The request: Output the records exactly. Include every line.

** start of Provided records **

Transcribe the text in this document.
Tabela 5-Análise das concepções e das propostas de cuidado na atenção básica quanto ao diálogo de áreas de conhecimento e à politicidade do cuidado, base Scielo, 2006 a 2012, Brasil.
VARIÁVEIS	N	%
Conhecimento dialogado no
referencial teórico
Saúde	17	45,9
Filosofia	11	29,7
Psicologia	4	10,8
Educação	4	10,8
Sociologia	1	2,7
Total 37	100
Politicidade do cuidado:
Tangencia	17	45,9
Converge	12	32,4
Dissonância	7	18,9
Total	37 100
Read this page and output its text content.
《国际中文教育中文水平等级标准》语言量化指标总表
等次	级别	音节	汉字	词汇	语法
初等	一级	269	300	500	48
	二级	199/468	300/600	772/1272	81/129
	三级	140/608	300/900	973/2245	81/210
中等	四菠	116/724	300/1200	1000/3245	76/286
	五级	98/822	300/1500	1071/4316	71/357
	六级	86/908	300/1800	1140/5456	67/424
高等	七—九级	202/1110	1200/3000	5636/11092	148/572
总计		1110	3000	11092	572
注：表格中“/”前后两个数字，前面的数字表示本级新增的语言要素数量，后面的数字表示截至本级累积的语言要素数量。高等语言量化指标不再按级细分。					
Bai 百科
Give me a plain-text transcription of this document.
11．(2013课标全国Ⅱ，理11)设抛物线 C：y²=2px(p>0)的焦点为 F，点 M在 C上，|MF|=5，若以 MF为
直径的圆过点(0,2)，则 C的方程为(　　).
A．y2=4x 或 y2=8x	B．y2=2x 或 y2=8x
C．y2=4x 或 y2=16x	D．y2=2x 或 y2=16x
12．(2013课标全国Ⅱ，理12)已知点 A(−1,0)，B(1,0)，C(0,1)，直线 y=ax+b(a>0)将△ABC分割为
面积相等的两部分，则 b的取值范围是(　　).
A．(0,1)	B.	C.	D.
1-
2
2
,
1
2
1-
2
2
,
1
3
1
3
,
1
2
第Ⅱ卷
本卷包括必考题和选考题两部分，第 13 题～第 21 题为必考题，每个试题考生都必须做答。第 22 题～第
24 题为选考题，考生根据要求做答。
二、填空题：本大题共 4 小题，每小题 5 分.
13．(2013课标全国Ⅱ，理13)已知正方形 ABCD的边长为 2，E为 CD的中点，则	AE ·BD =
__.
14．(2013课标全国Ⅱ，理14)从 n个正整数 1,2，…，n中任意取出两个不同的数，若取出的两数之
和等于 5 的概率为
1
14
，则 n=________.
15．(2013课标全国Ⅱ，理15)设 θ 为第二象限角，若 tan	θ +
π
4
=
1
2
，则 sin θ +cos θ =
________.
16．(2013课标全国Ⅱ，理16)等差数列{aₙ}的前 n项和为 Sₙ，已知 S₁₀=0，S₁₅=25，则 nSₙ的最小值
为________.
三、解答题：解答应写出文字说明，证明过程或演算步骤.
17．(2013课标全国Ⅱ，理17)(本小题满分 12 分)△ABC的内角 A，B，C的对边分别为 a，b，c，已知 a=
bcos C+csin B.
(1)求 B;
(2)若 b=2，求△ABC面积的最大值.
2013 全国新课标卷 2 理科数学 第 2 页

** end of Provided records **

Result below:
Transcribe the text in this document.
Tabela 5-Análise das concepções e das propostas de cuidado na atenção básica quanto ao diálogo de áreas de conhecimento e à politicidade do cuidado, base Scielo, 2006 a 2012, Brasil.
VARIÁVEIS	N	%
Conhecimento dialogado no
referencial teórico
Saúde	17	45,9
Filosofia	11	29,7
Psicologia	4	10,8
Educação	4	10,8
Sociologia	1	2,7
Total 37	100
Politicidade do cuidado:
Tangencia	17	45,9
Converge	12	32,4
Dissonância	7	18,9
Total	37 100
Read this page and output its text content.
《国际中文教育中文水平等级标准》语言量化指标总表
等次	级别	音节	汉字	词汇	语法
初等	一级	269	300	500	48
	二级	199/468	300/600	772/1272	81/129
	三级	140/608	300/900	973/2245	81/210
中等	四菠	116/724	300/1200	1000/3245	76/286
	五级	98/822	300/1500	1071/4316	71/357
	六级	86/908	300/1800	1140/5456	67/424
高等	七—九级	202/1110	1200/3000	5636/11092	148/572
总计		1110	3000	11092	572
注：表格中“/”前后两个数字，前面的数字表示本级新增的语言要素数量，后面的数字表示截至本级累积的语言要素数量。高等语言量化指标不再按级细分。					
Bai 百科
Give me a plain-text transcription of this document.
11．(2013课标全国Ⅱ，理11)设抛物线 C：y²=2px(p>0)的焦点为 F，点 M在 C上，|MF|=5，若以 MF为
直径的圆过点(0,2)，则 C的方程为(　　).
A．y2=4x 或 y2=8x	B．y2=2x 或 y2=8x
C．y2=4x 或 y2=16x	D．y2=2x 或 y2=16x
12．(2013课标全国Ⅱ，理12)已知点 A(−1,0)，B(1,0)，C(0,1)，直线 y=ax+b(a>0)将△ABC分割为
面积相等的两部分，则 b的取值范围是(　　).
A．(0,1)	B.	C.	D.
1-
2
2
,
1
2
1-
2
2
,
1
3
1
3
,
1
2
第Ⅱ卷
本卷包括必考题和选考题两部分，第 13 题～第 21 题为必考题，每个试题考生都必须做答。第 22 题～第
24 题为选考题，考生根据要求做答。
二、填空题：本大题共 4 小题，每小题 5 分.
13．(2013课标全国Ⅱ，理13)已知正方形 ABCD的边长为 2，E为 CD的中点，则	AE ·BD =
__.
14．(2013课标全国Ⅱ，理14)从 n个正整数 1,2，…，n中任意取出两个不同的数，若取出的两数之
和等于 5 的概率为
1
14
，则 n=________.
15．(2013课标全国Ⅱ，理15)设 θ 为第二象限角，若 tan	θ +
π
4
=
1
2
，则 sin θ +cos θ =
________.
16．(2013课标全国Ⅱ，理16)等差数列{aₙ}的前 n项和为 Sₙ，已知 S₁₀=0，S₁₅=25，则 nSₙ的最小值
为________.
三、解答题：解答应写出文字说明，证明过程或演算步骤.
17．(2013课标全国Ⅱ，理17)(本小题满分 12 分)△ABC的内角 A，B，C的对边分别为 a，b，c，已知 a=
bcos C+csin B.
(1)求 B;
(2)若 b=2，求△ABC面积的最大值.
2013 全国新课标卷 2 理科数学 第 2 页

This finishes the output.